(Short exercise): Below are records to repeat exactly. Omit the pictures from the copy.

(Extracted material):
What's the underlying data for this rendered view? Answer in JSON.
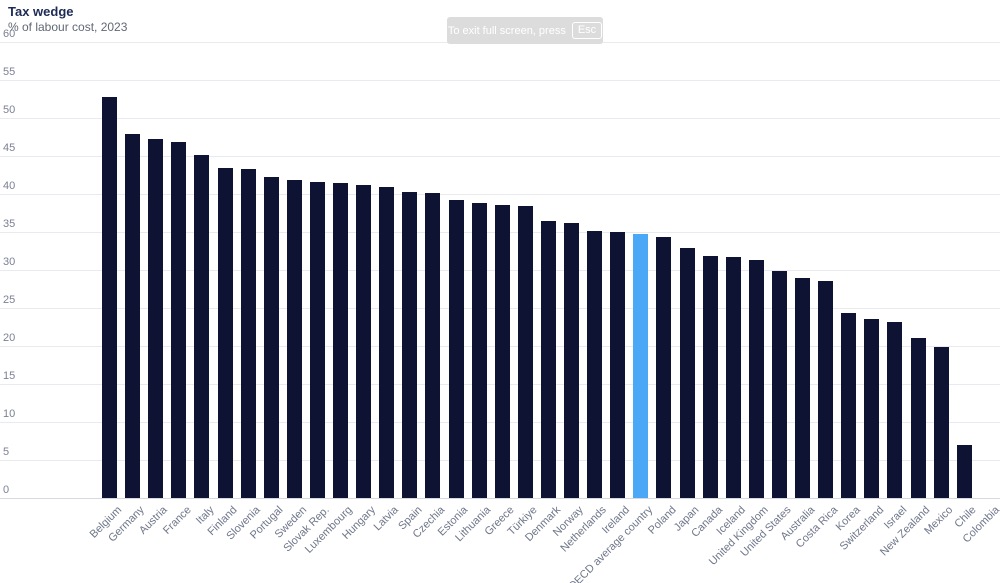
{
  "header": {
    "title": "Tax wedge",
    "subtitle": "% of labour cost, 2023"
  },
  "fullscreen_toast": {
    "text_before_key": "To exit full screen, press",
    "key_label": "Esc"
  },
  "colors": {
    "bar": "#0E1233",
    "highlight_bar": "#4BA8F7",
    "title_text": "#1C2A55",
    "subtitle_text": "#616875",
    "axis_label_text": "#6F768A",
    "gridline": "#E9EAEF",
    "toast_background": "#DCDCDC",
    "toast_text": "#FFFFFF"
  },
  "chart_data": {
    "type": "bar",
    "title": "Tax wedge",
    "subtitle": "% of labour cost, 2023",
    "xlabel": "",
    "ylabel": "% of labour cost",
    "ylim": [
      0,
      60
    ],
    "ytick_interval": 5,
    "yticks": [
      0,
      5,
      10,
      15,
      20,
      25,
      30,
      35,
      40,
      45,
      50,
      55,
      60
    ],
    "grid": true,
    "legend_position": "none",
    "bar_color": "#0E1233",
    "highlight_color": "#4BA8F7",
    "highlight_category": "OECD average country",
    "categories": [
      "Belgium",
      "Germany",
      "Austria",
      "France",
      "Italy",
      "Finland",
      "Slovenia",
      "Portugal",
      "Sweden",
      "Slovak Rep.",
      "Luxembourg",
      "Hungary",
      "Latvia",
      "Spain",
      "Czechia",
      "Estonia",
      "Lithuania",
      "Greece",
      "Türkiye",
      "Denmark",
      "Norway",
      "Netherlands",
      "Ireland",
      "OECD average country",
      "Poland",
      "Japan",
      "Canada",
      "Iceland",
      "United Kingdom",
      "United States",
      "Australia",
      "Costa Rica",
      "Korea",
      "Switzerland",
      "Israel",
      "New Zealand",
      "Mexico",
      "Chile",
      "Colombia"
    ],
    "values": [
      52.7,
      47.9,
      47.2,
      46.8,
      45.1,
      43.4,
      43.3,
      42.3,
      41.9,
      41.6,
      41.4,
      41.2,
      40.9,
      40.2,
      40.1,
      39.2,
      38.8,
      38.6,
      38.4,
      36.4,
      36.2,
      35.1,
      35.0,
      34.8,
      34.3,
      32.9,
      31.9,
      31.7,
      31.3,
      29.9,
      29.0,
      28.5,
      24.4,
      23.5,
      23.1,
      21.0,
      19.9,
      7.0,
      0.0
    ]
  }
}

(Result for this task):
What's the underlying data for this rendered view? Answer in JSON.
{
  "header": {
    "title": "Tax wedge",
    "subtitle": "% of labour cost, 2023"
  },
  "fullscreen_toast": {
    "text_before_key": "To exit full screen, press",
    "key_label": "Esc"
  },
  "colors": {
    "bar": "#0E1233",
    "highlight_bar": "#4BA8F7",
    "title_text": "#1C2A55",
    "subtitle_text": "#616875",
    "axis_label_text": "#6F768A",
    "gridline": "#E9EAEF",
    "toast_background": "#DCDCDC",
    "toast_text": "#FFFFFF"
  },
  "chart_data": {
    "type": "bar",
    "title": "Tax wedge",
    "subtitle": "% of labour cost, 2023",
    "xlabel": "",
    "ylabel": "% of labour cost",
    "ylim": [
      0,
      60
    ],
    "ytick_interval": 5,
    "yticks": [
      0,
      5,
      10,
      15,
      20,
      25,
      30,
      35,
      40,
      45,
      50,
      55,
      60
    ],
    "grid": true,
    "legend_position": "none",
    "bar_color": "#0E1233",
    "highlight_color": "#4BA8F7",
    "highlight_category": "OECD average country",
    "categories": [
      "Belgium",
      "Germany",
      "Austria",
      "France",
      "Italy",
      "Finland",
      "Slovenia",
      "Portugal",
      "Sweden",
      "Slovak Rep.",
      "Luxembourg",
      "Hungary",
      "Latvia",
      "Spain",
      "Czechia",
      "Estonia",
      "Lithuania",
      "Greece",
      "Türkiye",
      "Denmark",
      "Norway",
      "Netherlands",
      "Ireland",
      "OECD average country",
      "Poland",
      "Japan",
      "Canada",
      "Iceland",
      "United Kingdom",
      "United States",
      "Australia",
      "Costa Rica",
      "Korea",
      "Switzerland",
      "Israel",
      "New Zealand",
      "Mexico",
      "Chile",
      "Colombia"
    ],
    "values": [
      52.7,
      47.9,
      47.2,
      46.8,
      45.1,
      43.4,
      43.3,
      42.3,
      41.9,
      41.6,
      41.4,
      41.2,
      40.9,
      40.2,
      40.1,
      39.2,
      38.8,
      38.6,
      38.4,
      36.4,
      36.2,
      35.1,
      35.0,
      34.8,
      34.3,
      32.9,
      31.9,
      31.7,
      31.3,
      29.9,
      29.0,
      28.5,
      24.4,
      23.5,
      23.1,
      21.0,
      19.9,
      7.0,
      0.0
    ]
  }
}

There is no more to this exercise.